Copy out word for word the lines of the data from the first line up to and including the line that contains "blot-c-target-cav1: Cav-1 (962, 99, 1012, 120)".

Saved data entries
* Start *

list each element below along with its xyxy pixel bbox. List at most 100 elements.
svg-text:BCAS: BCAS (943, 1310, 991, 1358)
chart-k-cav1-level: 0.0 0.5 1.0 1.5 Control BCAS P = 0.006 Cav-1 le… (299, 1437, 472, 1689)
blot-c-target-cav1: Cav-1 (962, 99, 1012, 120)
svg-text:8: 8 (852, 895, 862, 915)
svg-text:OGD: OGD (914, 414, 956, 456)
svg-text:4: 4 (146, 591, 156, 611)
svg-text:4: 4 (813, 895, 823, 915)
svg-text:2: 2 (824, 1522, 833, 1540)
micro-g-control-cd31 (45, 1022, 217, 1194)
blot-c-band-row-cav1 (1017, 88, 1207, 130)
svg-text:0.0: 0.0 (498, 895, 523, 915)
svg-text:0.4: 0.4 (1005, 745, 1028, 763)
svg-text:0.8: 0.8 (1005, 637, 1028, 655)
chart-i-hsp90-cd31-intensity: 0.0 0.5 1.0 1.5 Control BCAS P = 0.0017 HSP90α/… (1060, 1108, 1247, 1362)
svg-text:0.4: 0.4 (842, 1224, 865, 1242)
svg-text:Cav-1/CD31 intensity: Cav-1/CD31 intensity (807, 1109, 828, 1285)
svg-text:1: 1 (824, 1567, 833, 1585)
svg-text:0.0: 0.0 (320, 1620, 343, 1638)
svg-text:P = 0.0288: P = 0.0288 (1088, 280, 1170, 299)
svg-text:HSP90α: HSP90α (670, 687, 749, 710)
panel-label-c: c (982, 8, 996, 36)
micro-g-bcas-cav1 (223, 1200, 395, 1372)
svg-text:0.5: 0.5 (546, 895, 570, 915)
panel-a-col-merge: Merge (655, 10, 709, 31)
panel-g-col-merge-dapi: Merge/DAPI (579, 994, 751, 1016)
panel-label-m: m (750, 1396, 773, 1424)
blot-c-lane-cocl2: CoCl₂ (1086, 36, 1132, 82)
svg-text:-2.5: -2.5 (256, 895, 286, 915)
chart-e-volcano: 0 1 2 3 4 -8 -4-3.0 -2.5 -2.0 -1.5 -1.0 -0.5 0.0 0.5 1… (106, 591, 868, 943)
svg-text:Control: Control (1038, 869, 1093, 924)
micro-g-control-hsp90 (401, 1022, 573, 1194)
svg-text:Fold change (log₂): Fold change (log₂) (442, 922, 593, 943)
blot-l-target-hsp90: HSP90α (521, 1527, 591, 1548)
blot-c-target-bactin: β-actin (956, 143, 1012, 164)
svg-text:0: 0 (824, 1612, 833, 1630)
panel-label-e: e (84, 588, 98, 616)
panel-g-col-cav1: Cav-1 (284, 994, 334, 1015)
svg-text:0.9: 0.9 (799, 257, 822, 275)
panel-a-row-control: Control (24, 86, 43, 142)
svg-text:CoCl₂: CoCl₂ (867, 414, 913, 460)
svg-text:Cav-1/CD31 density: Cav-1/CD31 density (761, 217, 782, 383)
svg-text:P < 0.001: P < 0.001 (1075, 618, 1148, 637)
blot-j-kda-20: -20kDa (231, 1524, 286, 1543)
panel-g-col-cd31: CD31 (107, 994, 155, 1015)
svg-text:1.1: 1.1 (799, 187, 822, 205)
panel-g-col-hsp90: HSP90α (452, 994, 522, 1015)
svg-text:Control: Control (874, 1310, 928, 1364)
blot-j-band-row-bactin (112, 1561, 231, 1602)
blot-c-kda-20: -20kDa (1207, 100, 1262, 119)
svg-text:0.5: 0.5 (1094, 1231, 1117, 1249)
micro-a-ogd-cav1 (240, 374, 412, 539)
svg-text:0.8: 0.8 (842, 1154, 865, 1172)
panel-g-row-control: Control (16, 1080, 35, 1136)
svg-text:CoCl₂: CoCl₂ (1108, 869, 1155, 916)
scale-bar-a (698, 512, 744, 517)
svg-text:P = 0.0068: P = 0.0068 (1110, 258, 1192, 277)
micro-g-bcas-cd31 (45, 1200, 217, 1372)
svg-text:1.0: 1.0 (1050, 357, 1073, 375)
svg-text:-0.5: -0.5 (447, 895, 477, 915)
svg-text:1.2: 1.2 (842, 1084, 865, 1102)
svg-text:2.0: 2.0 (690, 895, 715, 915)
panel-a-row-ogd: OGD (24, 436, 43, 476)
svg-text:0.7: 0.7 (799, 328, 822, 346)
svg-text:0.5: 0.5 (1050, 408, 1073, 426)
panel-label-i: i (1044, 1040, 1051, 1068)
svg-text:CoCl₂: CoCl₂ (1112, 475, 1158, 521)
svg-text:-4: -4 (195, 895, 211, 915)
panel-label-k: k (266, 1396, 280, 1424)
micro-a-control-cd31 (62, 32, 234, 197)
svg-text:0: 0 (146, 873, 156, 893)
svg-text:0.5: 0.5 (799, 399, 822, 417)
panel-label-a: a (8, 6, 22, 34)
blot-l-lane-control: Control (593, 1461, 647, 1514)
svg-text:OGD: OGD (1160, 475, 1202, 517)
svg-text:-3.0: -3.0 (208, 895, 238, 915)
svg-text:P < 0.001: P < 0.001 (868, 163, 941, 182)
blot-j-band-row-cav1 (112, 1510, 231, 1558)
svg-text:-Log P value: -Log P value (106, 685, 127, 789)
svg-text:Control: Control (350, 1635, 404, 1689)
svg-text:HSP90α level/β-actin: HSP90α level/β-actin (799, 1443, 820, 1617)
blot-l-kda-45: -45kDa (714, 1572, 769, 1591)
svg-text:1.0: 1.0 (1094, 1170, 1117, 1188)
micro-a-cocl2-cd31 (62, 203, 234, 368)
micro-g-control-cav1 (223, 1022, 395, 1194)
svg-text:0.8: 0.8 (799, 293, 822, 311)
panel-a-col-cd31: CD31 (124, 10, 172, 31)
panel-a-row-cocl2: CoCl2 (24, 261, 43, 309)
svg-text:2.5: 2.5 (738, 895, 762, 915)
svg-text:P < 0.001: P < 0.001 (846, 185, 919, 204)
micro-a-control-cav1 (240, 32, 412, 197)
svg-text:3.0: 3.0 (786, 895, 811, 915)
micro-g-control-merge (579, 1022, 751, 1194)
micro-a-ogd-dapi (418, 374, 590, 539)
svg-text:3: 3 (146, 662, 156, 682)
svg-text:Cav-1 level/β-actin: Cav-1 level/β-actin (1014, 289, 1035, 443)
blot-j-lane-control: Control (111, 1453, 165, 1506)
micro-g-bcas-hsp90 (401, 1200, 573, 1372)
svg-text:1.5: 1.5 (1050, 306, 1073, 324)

* End *

Task answer
list each element below along with its xyxy pixel bbox. List at most 100 elements.
svg-text:BCAS: BCAS (943, 1310, 991, 1358)
chart-k-cav1-level: 0.0 0.5 1.0 1.5 Control BCAS P = 0.006 Cav-1 le… (299, 1437, 472, 1689)
blot-c-target-cav1: Cav-1 (962, 99, 1012, 120)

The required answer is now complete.